- _Exercise objective_: Each entry that follows must be output without any deviation.

- _Information shown_:
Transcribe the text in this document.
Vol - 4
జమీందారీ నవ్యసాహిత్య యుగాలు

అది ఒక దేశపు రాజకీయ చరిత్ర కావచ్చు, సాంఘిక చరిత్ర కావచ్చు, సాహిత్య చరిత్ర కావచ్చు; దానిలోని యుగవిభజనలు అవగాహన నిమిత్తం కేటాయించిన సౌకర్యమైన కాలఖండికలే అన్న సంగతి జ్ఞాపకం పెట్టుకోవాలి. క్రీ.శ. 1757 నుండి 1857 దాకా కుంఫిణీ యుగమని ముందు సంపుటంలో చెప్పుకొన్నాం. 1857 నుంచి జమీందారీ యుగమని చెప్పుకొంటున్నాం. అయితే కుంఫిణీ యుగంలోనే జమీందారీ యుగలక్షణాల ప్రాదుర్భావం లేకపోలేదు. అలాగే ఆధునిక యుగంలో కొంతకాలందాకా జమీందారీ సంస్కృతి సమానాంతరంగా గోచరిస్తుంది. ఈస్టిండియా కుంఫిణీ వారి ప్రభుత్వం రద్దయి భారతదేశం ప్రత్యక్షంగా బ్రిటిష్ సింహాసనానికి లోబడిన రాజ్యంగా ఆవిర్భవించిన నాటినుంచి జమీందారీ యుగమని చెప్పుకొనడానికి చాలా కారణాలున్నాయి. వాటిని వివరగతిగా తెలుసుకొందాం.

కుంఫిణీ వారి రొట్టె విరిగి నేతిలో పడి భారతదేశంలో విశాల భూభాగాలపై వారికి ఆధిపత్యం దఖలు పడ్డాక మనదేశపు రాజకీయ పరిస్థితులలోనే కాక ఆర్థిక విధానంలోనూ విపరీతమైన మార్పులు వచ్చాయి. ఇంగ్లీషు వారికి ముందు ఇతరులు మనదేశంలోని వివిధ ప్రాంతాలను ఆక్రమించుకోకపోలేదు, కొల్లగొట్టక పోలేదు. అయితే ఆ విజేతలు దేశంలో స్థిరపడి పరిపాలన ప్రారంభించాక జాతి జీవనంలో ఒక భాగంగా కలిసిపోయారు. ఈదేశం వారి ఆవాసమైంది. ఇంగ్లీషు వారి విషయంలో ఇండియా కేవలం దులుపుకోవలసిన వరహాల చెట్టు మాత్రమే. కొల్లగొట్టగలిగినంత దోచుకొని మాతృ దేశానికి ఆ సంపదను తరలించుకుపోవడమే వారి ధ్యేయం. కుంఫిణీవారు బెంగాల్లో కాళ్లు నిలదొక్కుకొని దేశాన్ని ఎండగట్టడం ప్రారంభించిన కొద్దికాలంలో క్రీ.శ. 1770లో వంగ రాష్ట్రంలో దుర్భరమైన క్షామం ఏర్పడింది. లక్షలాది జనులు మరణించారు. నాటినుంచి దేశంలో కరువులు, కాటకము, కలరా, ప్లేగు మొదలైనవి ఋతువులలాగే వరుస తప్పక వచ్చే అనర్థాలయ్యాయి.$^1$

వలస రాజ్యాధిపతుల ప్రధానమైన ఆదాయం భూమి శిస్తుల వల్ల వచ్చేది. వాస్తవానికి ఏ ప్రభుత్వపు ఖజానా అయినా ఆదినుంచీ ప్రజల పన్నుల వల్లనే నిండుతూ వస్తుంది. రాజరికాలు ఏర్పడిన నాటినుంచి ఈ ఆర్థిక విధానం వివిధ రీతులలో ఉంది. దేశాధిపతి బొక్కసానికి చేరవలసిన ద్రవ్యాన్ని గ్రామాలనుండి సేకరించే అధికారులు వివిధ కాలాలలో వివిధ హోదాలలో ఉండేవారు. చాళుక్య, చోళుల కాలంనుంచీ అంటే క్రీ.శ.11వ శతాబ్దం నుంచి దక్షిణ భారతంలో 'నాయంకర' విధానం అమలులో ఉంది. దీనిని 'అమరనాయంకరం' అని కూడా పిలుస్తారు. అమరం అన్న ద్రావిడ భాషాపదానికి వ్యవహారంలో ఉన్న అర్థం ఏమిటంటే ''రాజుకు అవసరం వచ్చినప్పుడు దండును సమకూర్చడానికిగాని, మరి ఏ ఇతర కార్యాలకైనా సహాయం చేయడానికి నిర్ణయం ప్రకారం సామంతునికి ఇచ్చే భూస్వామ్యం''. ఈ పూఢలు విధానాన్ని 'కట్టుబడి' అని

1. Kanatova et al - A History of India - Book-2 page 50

- _Written response_:
Transcribe the text in this document.
Vol - 4
జమీందారీ నవ్యసాహిత్య యుగాలు

అది ఒక దేశపు రాజకీయ చరిత్ర కావచ్చు, సాంఘిక చరిత్ర కావచ్చు, సాహిత్య చరిత్ర కావచ్చు; దానిలోని యుగవిభజనలు అవగాహన నిమిత్తం కేటాయించిన సౌకర్యమైన కాలఖండికలే అన్న సంగతి జ్ఞాపకం పెట్టుకోవాలి. క్రీ.శ. 1757 నుండి 1857 దాకా కుంఫిణీ యుగమని ముందు సంపుటంలో చెప్పుకొన్నాం. 1857 నుంచి జమీందారీ యుగమని చెప్పుకొంటున్నాం. అయితే కుంఫిణీ యుగంలోనే జమీందారీ యుగలక్షణాల ప్రాదుర్భావం లేకపోలేదు. అలాగే ఆధునిక యుగంలో కొంతకాలందాకా జమీందారీ సంస్కృతి సమానాంతరంగా గోచరిస్తుంది. ఈస్టిండియా కుంఫిణీ వారి ప్రభుత్వం రద్దయి భారతదేశం ప్రత్యక్షంగా బ్రిటిష్ సింహాసనానికి లోబడిన రాజ్యంగా ఆవిర్భవించిన నాటినుంచి జమీందారీ యుగమని చెప్పుకొనడానికి చాలా కారణాలున్నాయి. వాటిని వివరగతిగా తెలుసుకొందాం.

కుంఫిణీ వారి రొట్టె విరిగి నేతిలో పడి భారతదేశంలో విశాల భూభాగాలపై వారికి ఆధిపత్యం దఖలు పడ్డాక మనదేశపు రాజకీయ పరిస్థితులలోనే కాక ఆర్థిక విధానంలోనూ విపరీతమైన మార్పులు వచ్చాయి. ఇంగ్లీషు వారికి ముందు ఇతరులు మనదేశంలోని వివిధ ప్రాంతాలను ఆక్రమించుకోకపోలేదు, కొల్లగొట్టక పోలేదు. అయితే ఆ విజేతలు దేశంలో స్థిరపడి పరిపాలన ప్రారంభించాక జాతి జీవనంలో ఒక భాగంగా కలిసిపోయారు. ఈదేశం వారి ఆవాసమైంది. ఇంగ్లీషు వారి విషయంలో ఇండియా కేవలం దులుపుకోవలసిన వరహాల చెట్టు మాత్రమే. కొల్లగొట్టగలిగినంత దోచుకొని మాతృ దేశానికి ఆ సంపదను తరలించుకుపోవడమే వారి ధ్యేయం. కుంఫిణీవారు బెంగాల్లో కాళ్లు నిలదొక్కుకొని దేశాన్ని ఎండగట్టడం ప్రారంభించిన కొద్దికాలంలో క్రీ.శ. 1770లో వంగ రాష్ట్రంలో దుర్భరమైన క్షామం ఏర్పడింది. లక్షలాది జనులు మరణించారు. నాటినుంచి దేశంలో కరువులు, కాటకము, కలరా, ప్లేగు మొదలైనవి ఋతువులలాగే వరుస తప్పక వచ్చే అనర్థాలయ్యాయి.$^1$

వలస రాజ్యాధిపతుల ప్రధానమైన ఆదాయం భూమి శిస్తుల వల్ల వచ్చేది. వాస్తవానికి ఏ ప్రభుత్వపు ఖజానా అయినా ఆదినుంచీ ప్రజల పన్నుల వల్లనే నిండుతూ వస్తుంది. రాజరికాలు ఏర్పడిన నాటినుంచి ఈ ఆర్థిక విధానం వివిధ రీతులలో ఉంది. దేశాధిపతి బొక్కసానికి చేరవలసిన ద్రవ్యాన్ని గ్రామాలనుండి సేకరించే అధికారులు వివిధ కాలాలలో వివిధ హోదాలలో ఉండేవారు. చాళుక్య, చోళుల కాలంనుంచీ అంటే క్రీ.శ.11వ శతాబ్దం నుంచి దక్షిణ భారతంలో 'నాయంకర' విధానం అమలులో ఉంది. దీనిని 'అమరనాయంకరం' అని కూడా పిలుస్తారు. అమరం అన్న ద్రావిడ భాషాపదానికి వ్యవహారంలో ఉన్న అర్థం ఏమిటంటే ''రాజుకు అవసరం వచ్చినప్పుడు దండును సమకూర్చడానికిగాని, మరి ఏ ఇతర కార్యాలకైనా సహాయం చేయడానికి నిర్ణయం ప్రకారం సామంతునికి ఇచ్చే భూస్వామ్యం''. ఈ పూఢలు విధానాన్ని 'కట్టుబడి' అని

1. Kanatova et al - A History of India - Book-2 page 50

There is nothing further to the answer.